(Extracted data entries)
++++++++++++++++++++

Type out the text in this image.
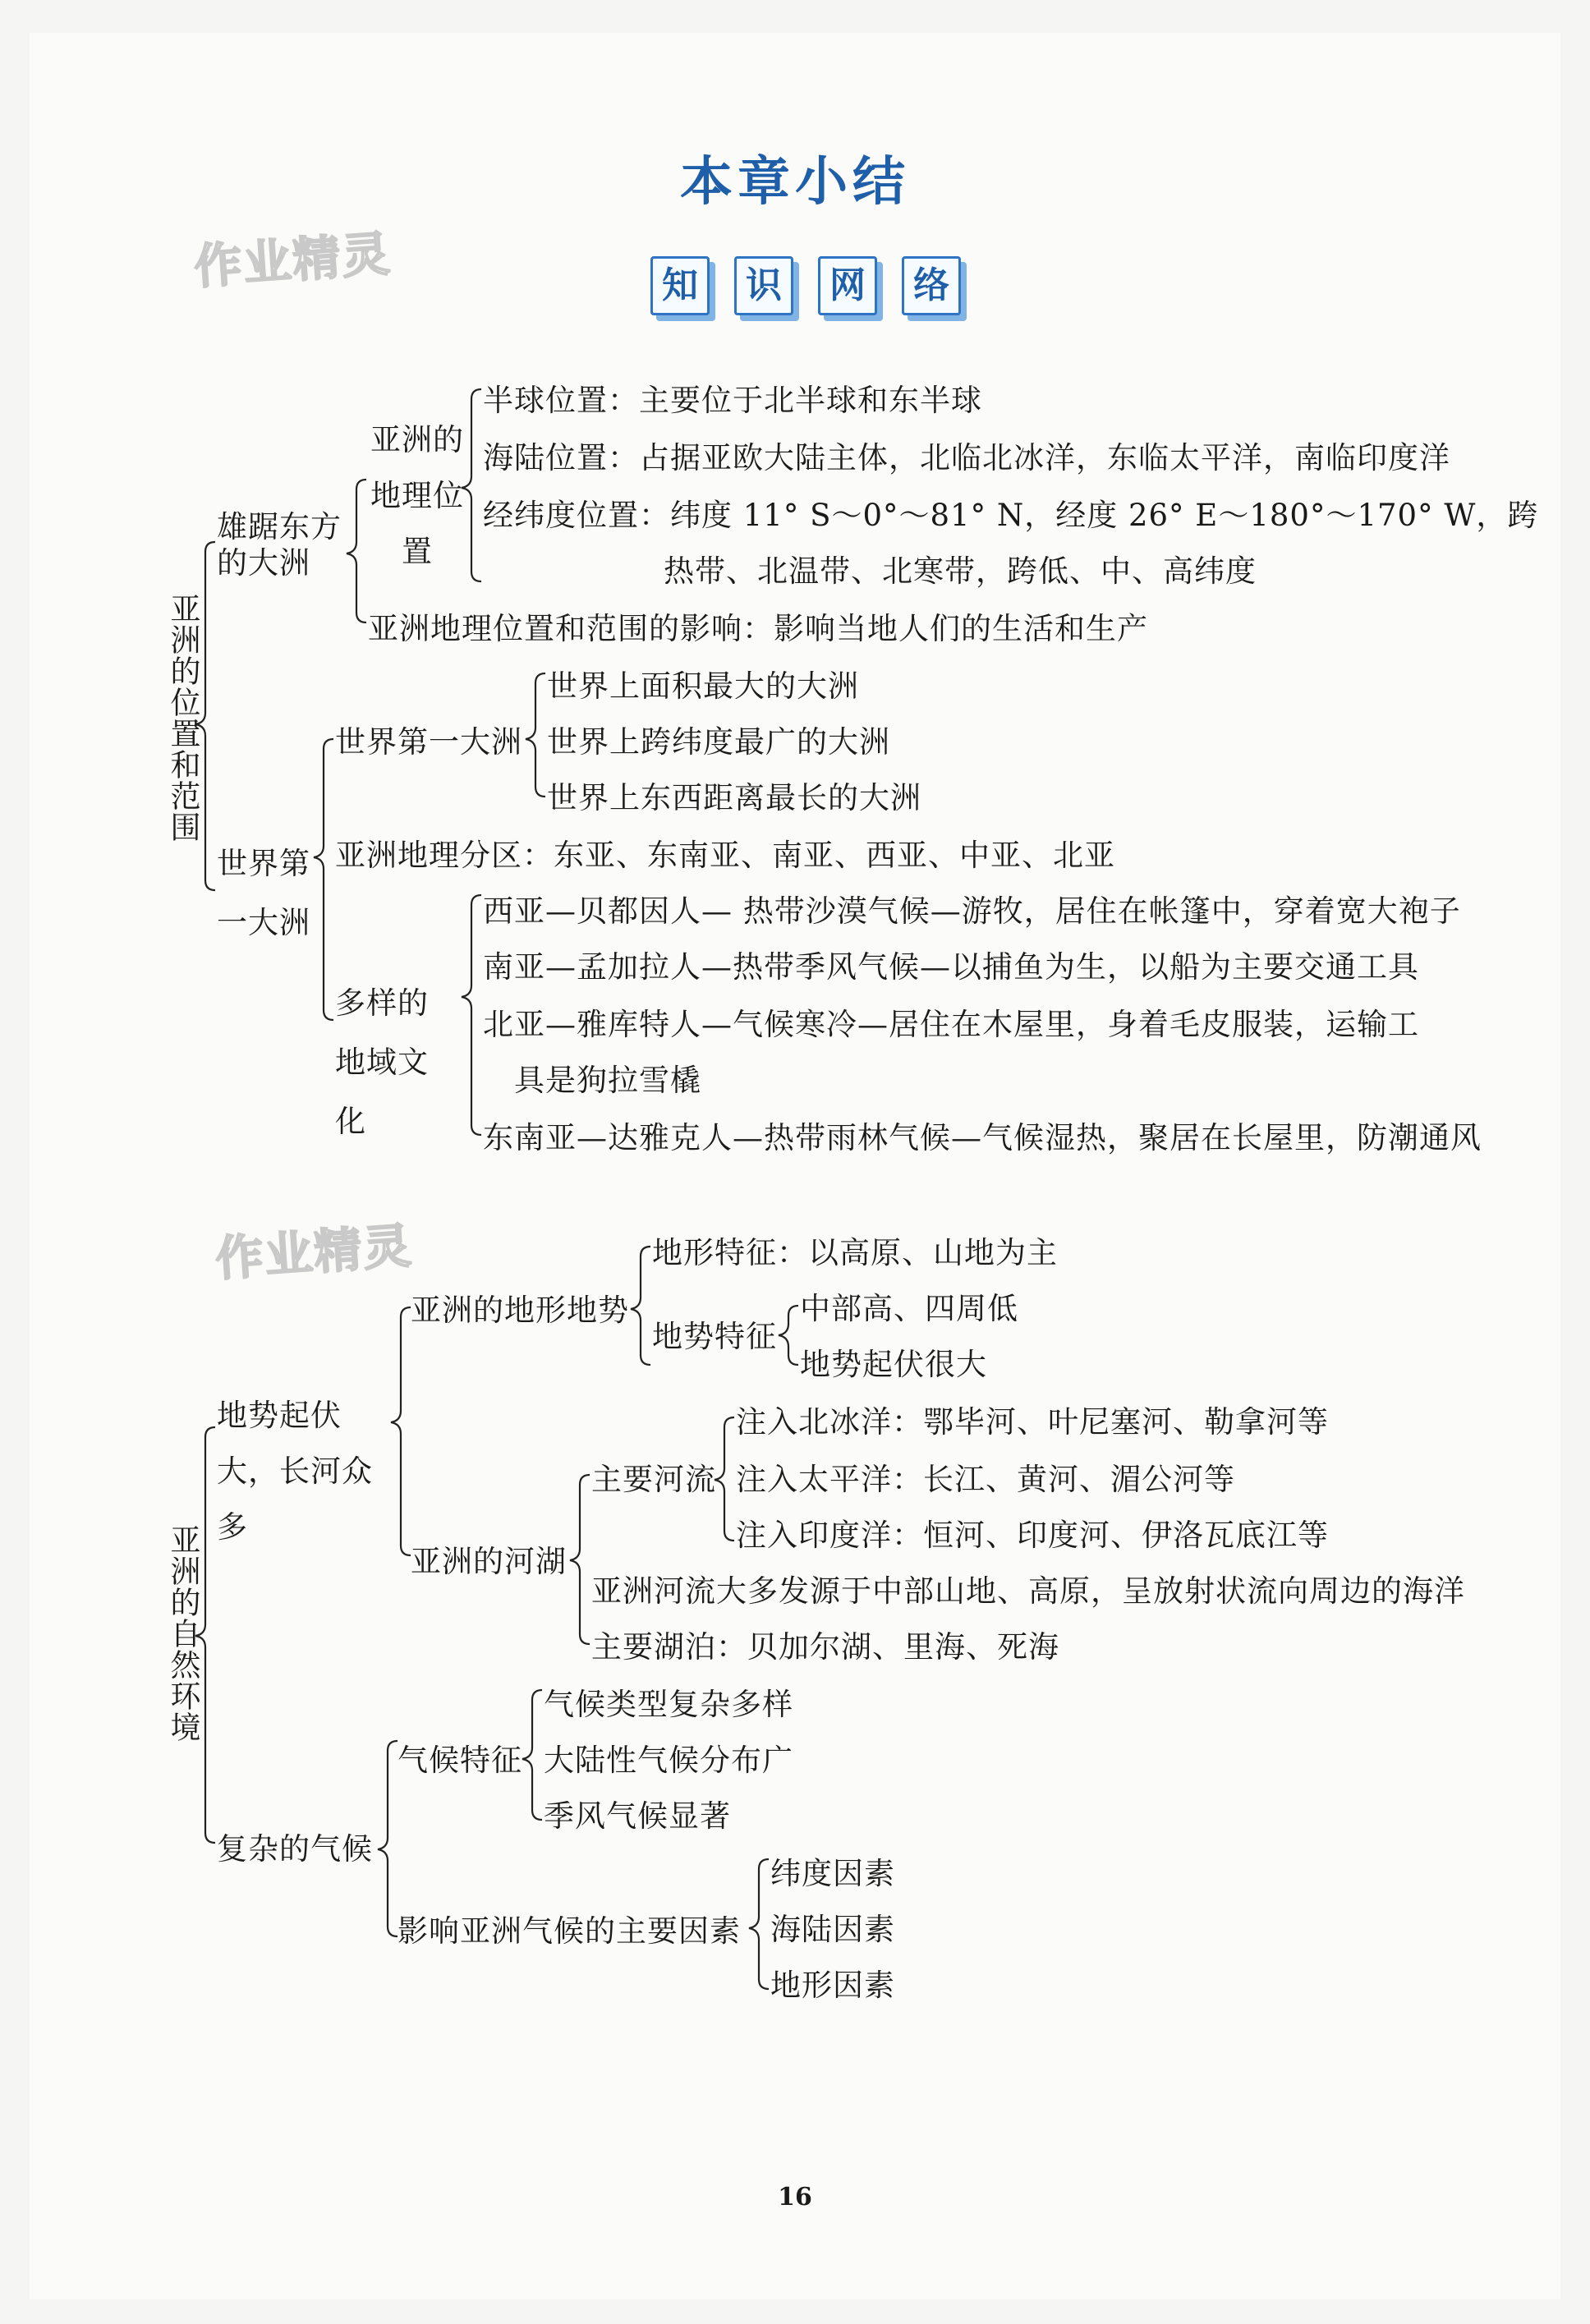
本章小结
知	识	网	络
作业精灵
作业精灵
亚洲的位置和范围
雄踞东方的大洲
亚洲的地理位置
半球位置：主要位于北半球和东半球
海陆位置：占据亚欧大陆主体，北临北冰洋，东临太平洋，南临印度洋
经纬度位置：纬度 11° S～0°～81° N，经度 26° E～180°～170° W，跨
热带、北温带、北寒带，跨低、中、高纬度
亚洲地理位置和范围的影响：影响当地人们的生活和生产
世界第一大洲
世界第一大洲
世界上面积最大的大洲
世界上跨纬度最广的大洲
世界上东西距离最长的大洲
亚洲地理分区：东亚、东南亚、南亚、西亚、中亚、北亚
多样的地域文化
西亚—贝都因人— 热带沙漠气候—游牧，居住在帐篷中，穿着宽大袍子
南亚—孟加拉人—热带季风气候—以捕鱼为生，以船为主要交通工具
北亚—雅库特人—气候寒冷—居住在木屋里，身着毛皮服装，运输工
具是狗拉雪橇
东南亚—达雅克人—热带雨林气候—气候湿热，聚居在长屋里，防潮通风
亚洲的自然环境
地势起伏大，长河众多
亚洲的地形地势
地形特征：以高原、山地为主
地势特征
中部高、四周低
地势起伏很大
亚洲的河湖
主要河流
注入北冰洋：鄂毕河、叶尼塞河、勒拿河等
注入太平洋：长江、黄河、湄公河等
注入印度洋：恒河、印度河、伊洛瓦底江等
亚洲河流大多发源于中部山地、高原，呈放射状流向周边的海洋
主要湖泊：贝加尔湖、里海、死海
复杂的气候
气候特征
气候类型复杂多样
大陆性气候分布广
季风气候显著
影响亚洲气候的主要因素
纬度因素
海陆因素
地形因素
16
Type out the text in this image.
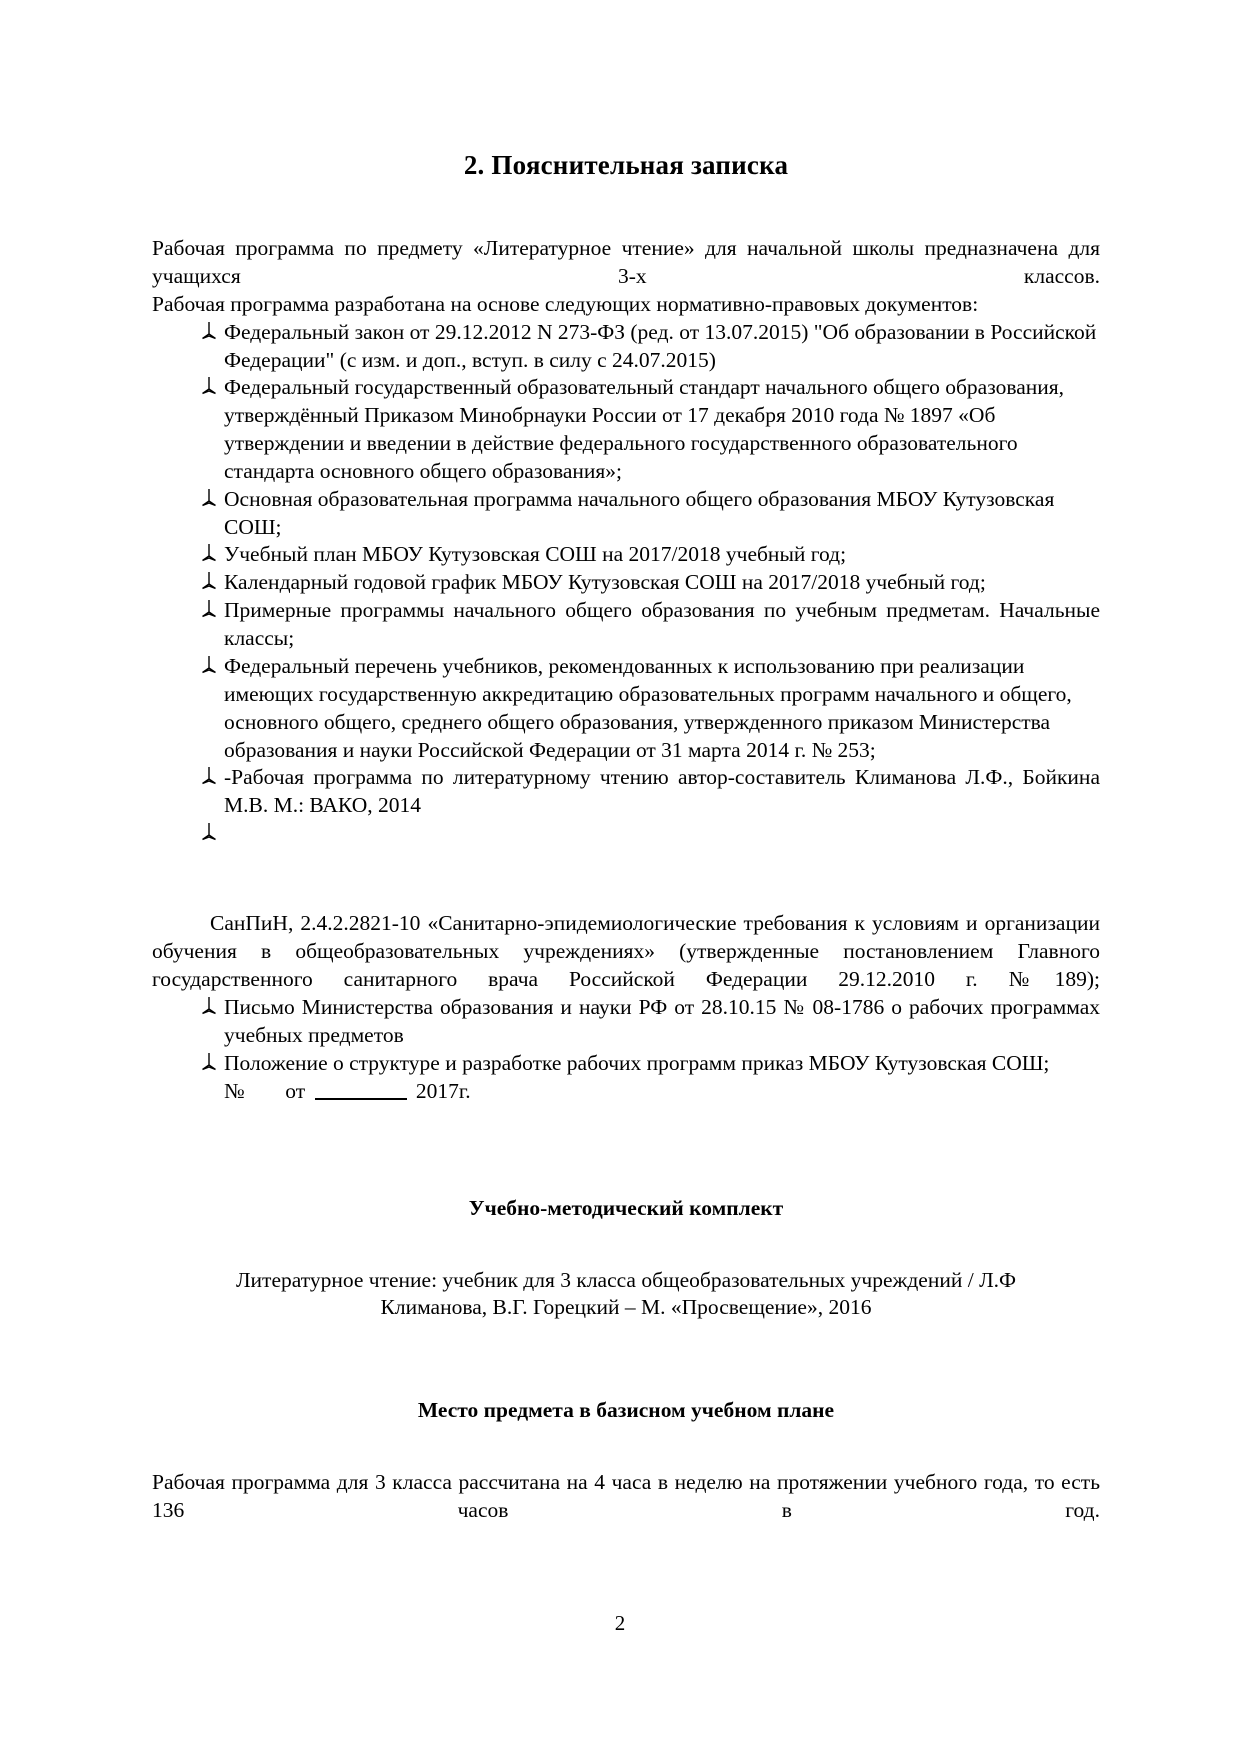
2. Пояснительная записка

Рабочая программа по предмету «Литературное чтение» для начальной школы предназначена для учащихся 3-х классов.

Рабочая программа разработана на основе следующих нормативно-правовых документов:

Федеральный закон от 29.12.2012 N 273-ФЗ (ред. от 13.07.2015) "Об образовании в Российской Федерации" (с изм. и доп., вступ. в силу с 24.07.2015)
Федеральный государственный образовательный стандарт начального общего образования, утверждённый Приказом Минобрнауки России от 17 декабря 2010 года № 1897 «Об утверждении и введении в действие федерального государственного образовательного стандарта основного общего образования»;
Основная образовательная программа начального общего образования МБОУ Кутузовская СОШ;
Учебный план МБОУ Кутузовская СОШ на 2017/2018 учебный год;
Календарный годовой график МБОУ Кутузовская СОШ на 2017/2018 учебный год;
Примерные программы начального общего образования по учебным предметам. Начальные классы;
Федеральный перечень учебников, рекомендованных к использованию при реализации имеющих государственную аккредитацию образовательных программ начального и общего, основного общего, среднего общего образования, утвержденного приказом Министерства образования и науки Российской Федерации от 31 марта 2014 г. № 253;
-Рабочая программа по литературному чтению автор-составитель Климанова Л.Ф., Бойкина М.В. М.: ВАКО, 2014

СанПиН, 2.4.2.2821-10 «Санитарно-эпидемиологические требования к условиям и организации обучения в общеобразовательных учреждениях» (утвержденные постановлением Главного государственного санитарного врача Российской Федерации 29.12.2010 г. №189);

Письмо Министерства образования и науки РФ от 28.10.15 № 08-1786 о рабочих программах учебных предметов
Положение о структуре и разработке рабочих программ приказ МБОУ Кутузовская СОШ;
№ от	2017г.

Учебно-методический комплект

Литературное чтение: учебник для 3 класса общеобразовательных учреждений / Л.Ф

Климанова, В.Г. Горецкий – М. «Просвещение», 2016

Место предмета в базисном учебном плане

Рабочая программа для 3 класса рассчитана на 4 часа в неделю на протяжении учебного года, то есть 136 часов в год.

2
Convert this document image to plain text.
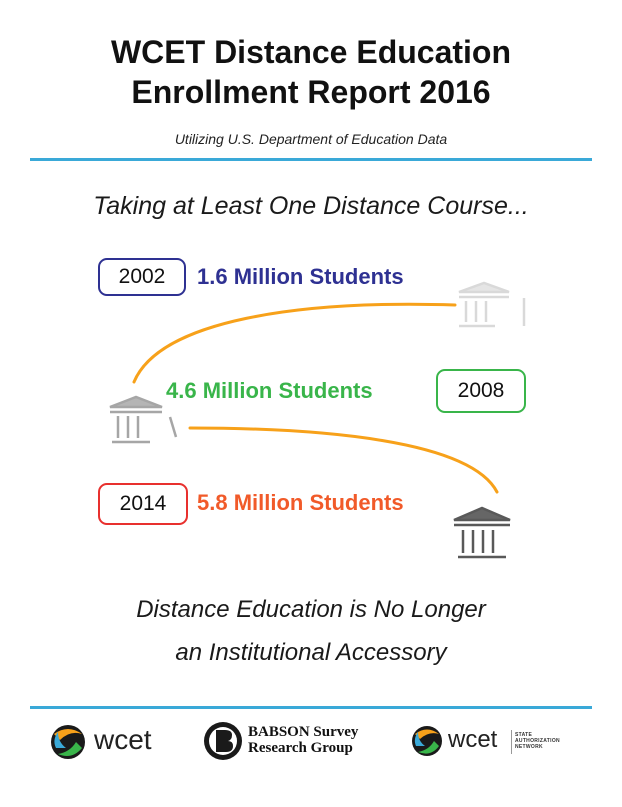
WCET Distance Education
Enrollment Report 2016
Utilizing U.S. Department of Education Data
Taking at Least One Distance Course...
2002	1.6 Million Students
4.6 Million Students	2008
2014	5.8 Million Students
Distance Education is No Longer
an Institutional Accessory
wcet	BABSON Survey
Research Group	wcet	STATE
AUTHORIZATION
NETWORK
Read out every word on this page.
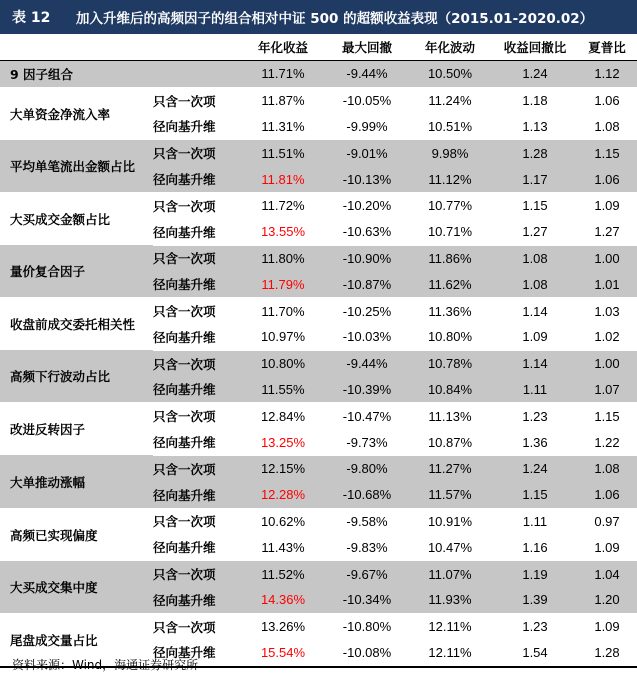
表 12	加入升维后的高频因子的组合相对中证 500 的超额收益表现（2015.01-2020.02）
		年化收益	最大回撤	年化波动	收益回撤比	夏普比
9 因子组合		11.71%	-9.44%	10.50%	1.24	1.12
大单资金净流入率	只含一次项	11.87%	-10.05%	11.24%	1.18	1.06
	径向基升维	11.31%	-9.99%	10.51%	1.13	1.08
平均单笔流出金额占比	只含一次项	11.51%	-9.01%	9.98%	1.28	1.15
	径向基升维	11.81%	-10.13%	11.12%	1.17	1.06
大买成交金额占比	只含一次项	11.72%	-10.20%	10.77%	1.15	1.09
	径向基升维	13.55%	-10.63%	10.71%	1.27	1.27
量价复合因子	只含一次项	11.80%	-10.90%	11.86%	1.08	1.00
	径向基升维	11.79%	-10.87%	11.62%	1.08	1.01
收盘前成交委托相关性	只含一次项	11.70%	-10.25%	11.36%	1.14	1.03
	径向基升维	10.97%	-10.03%	10.80%	1.09	1.02
高频下行波动占比	只含一次项	10.80%	-9.44%	10.78%	1.14	1.00
	径向基升维	11.55%	-10.39%	10.84%	1.11	1.07
改进反转因子	只含一次项	12.84%	-10.47%	11.13%	1.23	1.15
	径向基升维	13.25%	-9.73%	10.87%	1.36	1.22
大单推动涨幅	只含一次项	12.15%	-9.80%	11.27%	1.24	1.08
	径向基升维	12.28%	-10.68%	11.57%	1.15	1.06
高频已实现偏度	只含一次项	10.62%	-9.58%	10.91%	1.11	0.97
	径向基升维	11.43%	-9.83%	10.47%	1.16	1.09
大买成交集中度	只含一次项	11.52%	-9.67%	11.07%	1.19	1.04
	径向基升维	14.36%	-10.34%	11.93%	1.39	1.20
尾盘成交量占比	只含一次项	13.26%	-10.80%	12.11%	1.23	1.09
	径向基升维	15.54%	-10.08%	12.11%	1.54	1.28
资料来源：Wind，海通证券研究所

++++++++++++++++++++

(PROBLEM REQUIREMENTS) From the data above, copy each line where the string "只含一次项" appears.

(ANSWER FOR THIS EXERCISE)
大单资金净流入率	只含一次项	11.87%	-10.05%	11.24%	1.18	1.06
平均单笔流出金额占比	只含一次项	11.51%	-9.01%	9.98%	1.28	1.15
大买成交金额占比	只含一次项	11.72%	-10.20%	10.77%	1.15	1.09
量价复合因子	只含一次项	11.80%	-10.90%	11.86%	1.08	1.00
收盘前成交委托相关性	只含一次项	11.70%	-10.25%	11.36%	1.14	1.03
高频下行波动占比	只含一次项	10.80%	-9.44%	10.78%	1.14	1.00
改进反转因子	只含一次项	12.84%	-10.47%	11.13%	1.23	1.15
大单推动涨幅	只含一次项	12.15%	-9.80%	11.27%	1.24	1.08
高频已实现偏度	只含一次项	10.62%	-9.58%	10.91%	1.11	0.97
大买成交集中度	只含一次项	11.52%	-9.67%	11.07%	1.19	1.04
尾盘成交量占比	只含一次项	13.26%	-10.80%	12.11%	1.23	1.09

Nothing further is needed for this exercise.